(A run of records)

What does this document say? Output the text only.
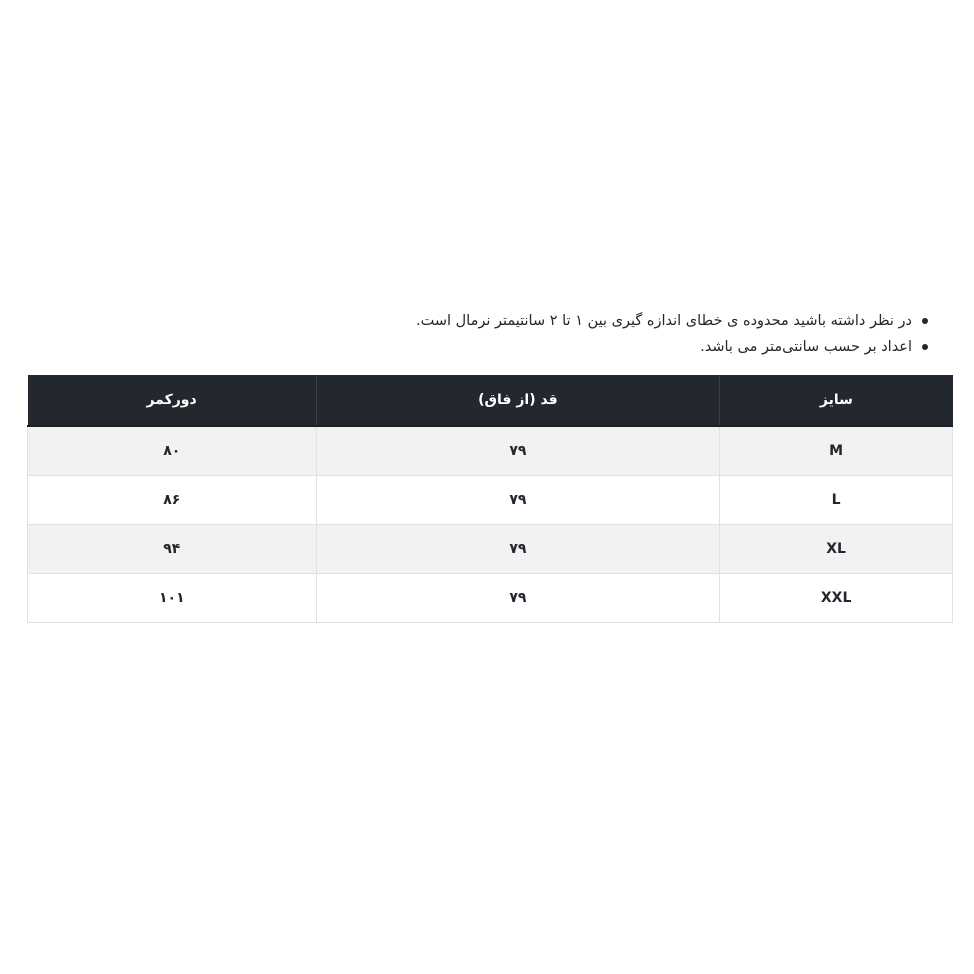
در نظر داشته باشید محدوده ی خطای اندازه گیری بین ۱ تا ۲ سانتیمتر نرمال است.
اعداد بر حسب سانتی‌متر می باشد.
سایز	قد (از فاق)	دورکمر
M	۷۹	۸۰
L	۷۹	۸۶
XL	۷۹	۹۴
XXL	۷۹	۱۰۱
...
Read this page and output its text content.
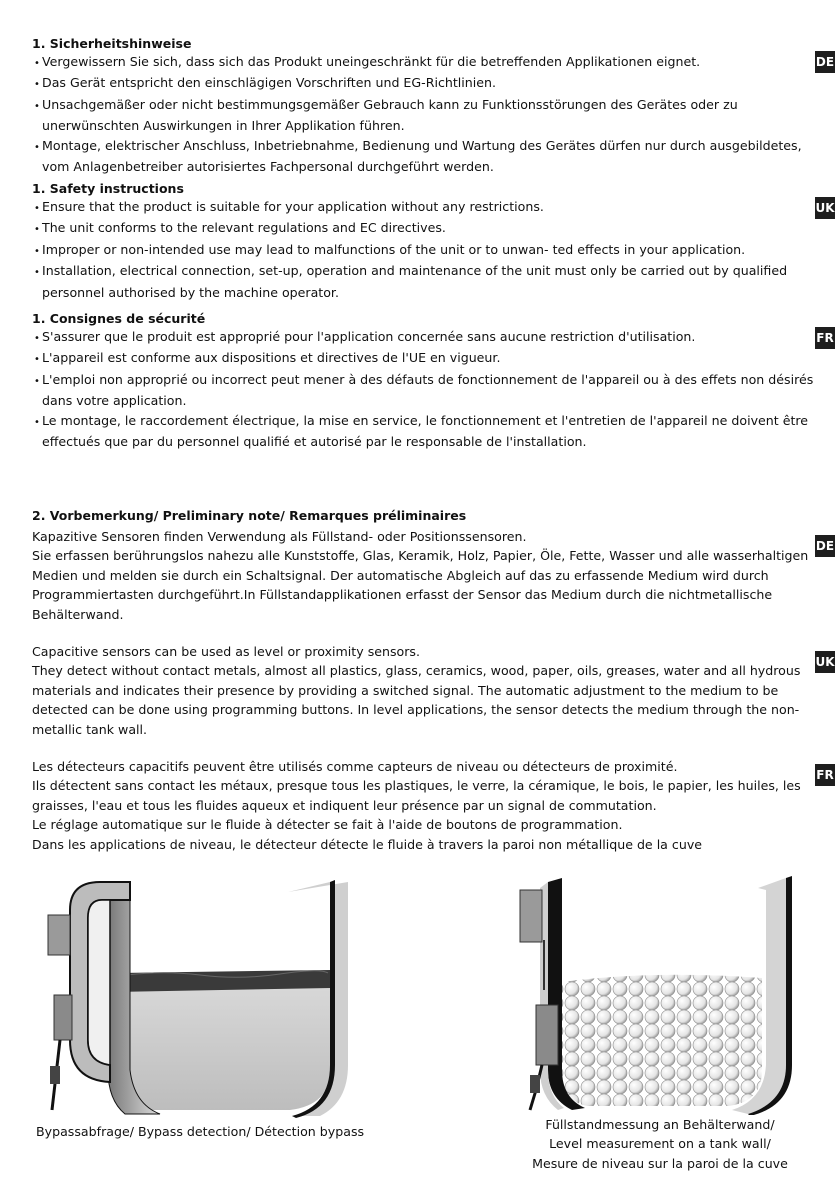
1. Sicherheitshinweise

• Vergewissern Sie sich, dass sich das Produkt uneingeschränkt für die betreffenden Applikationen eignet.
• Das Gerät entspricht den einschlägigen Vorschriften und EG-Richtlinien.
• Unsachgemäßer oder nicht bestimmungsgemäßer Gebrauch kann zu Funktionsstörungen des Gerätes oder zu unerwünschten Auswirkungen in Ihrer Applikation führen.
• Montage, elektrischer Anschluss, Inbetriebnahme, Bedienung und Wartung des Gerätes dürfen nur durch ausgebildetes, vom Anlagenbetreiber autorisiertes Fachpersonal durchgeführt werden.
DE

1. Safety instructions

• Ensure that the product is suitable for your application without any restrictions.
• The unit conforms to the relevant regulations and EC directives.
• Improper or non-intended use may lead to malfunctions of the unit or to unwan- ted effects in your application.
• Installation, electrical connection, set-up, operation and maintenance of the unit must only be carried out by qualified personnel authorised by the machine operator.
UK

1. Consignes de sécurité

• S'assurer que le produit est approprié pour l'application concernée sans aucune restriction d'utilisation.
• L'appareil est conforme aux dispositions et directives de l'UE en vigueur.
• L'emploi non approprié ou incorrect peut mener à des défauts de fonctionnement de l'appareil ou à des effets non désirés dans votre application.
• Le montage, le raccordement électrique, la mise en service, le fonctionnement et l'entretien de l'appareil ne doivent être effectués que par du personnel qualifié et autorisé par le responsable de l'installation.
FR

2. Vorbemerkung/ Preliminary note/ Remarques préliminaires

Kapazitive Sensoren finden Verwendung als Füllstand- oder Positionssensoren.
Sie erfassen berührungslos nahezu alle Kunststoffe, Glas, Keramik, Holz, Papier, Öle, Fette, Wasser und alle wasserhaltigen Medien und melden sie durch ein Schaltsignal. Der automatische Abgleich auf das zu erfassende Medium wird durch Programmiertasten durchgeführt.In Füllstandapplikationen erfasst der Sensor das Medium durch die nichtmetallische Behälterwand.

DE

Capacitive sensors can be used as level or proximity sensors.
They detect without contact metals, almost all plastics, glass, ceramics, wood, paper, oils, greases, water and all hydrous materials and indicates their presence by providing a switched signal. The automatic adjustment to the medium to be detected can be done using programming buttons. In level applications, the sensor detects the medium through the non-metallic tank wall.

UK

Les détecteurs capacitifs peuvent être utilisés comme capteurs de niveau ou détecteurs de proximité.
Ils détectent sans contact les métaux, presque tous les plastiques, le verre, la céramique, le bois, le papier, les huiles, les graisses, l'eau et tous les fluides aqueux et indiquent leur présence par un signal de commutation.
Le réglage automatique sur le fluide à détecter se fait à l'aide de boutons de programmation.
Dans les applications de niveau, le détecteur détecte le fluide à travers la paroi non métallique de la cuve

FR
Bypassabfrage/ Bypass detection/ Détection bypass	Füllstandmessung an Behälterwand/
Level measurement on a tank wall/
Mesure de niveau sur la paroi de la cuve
==
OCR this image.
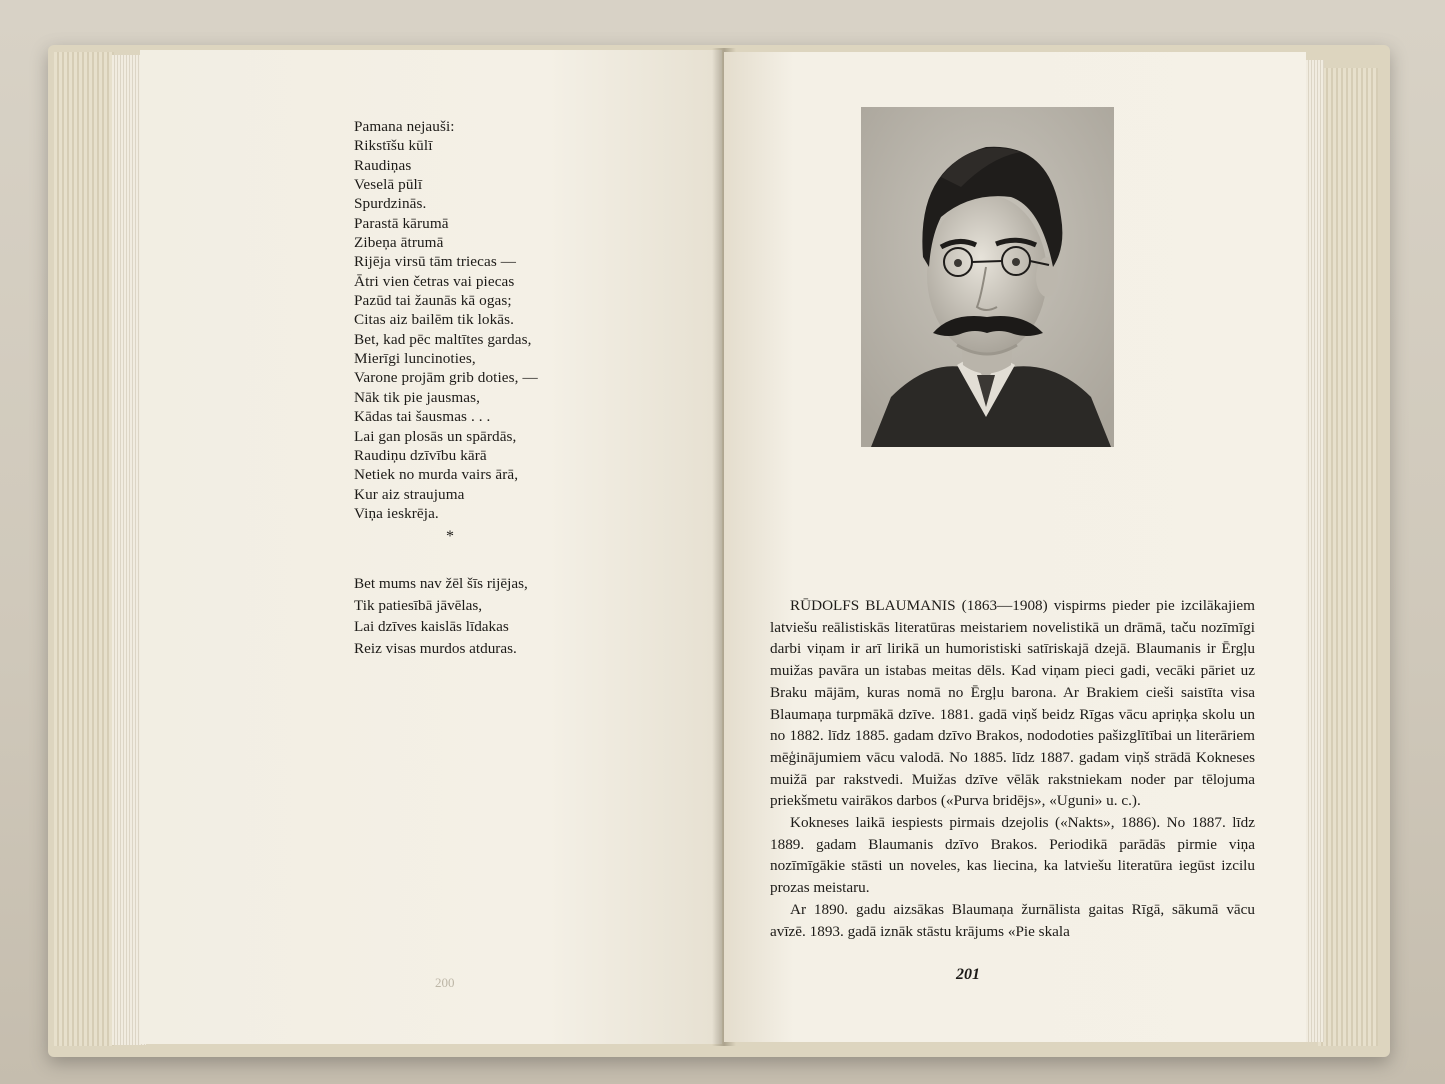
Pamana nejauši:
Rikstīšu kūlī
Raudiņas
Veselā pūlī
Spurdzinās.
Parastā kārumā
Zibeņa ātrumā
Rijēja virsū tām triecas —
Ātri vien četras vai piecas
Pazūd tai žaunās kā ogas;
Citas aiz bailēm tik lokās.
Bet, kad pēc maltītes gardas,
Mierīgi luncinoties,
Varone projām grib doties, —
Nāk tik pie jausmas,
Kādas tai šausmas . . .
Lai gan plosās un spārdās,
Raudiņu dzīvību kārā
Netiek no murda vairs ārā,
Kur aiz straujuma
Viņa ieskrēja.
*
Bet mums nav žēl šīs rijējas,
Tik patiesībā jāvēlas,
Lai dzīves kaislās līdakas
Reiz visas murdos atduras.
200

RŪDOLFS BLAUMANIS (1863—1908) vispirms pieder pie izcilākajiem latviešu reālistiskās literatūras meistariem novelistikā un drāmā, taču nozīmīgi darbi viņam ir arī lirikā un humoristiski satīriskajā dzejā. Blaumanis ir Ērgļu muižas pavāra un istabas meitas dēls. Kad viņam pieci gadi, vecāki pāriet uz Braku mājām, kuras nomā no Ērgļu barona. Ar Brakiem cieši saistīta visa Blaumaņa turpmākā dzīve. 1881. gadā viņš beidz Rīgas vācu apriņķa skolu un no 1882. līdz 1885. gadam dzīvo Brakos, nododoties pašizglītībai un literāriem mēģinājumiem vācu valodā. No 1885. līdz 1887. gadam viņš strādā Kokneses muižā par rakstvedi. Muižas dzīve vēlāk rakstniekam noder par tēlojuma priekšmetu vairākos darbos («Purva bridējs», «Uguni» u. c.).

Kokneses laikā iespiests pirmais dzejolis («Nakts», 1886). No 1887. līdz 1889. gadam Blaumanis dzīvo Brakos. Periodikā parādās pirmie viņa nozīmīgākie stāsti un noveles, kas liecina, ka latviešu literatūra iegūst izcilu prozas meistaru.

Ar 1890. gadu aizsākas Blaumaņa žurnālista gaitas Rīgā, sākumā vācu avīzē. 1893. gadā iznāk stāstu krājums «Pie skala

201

# Exercise directions
Among the entries above, how many lines include the word "tank"? Give the number with no comment.

# Written answer
2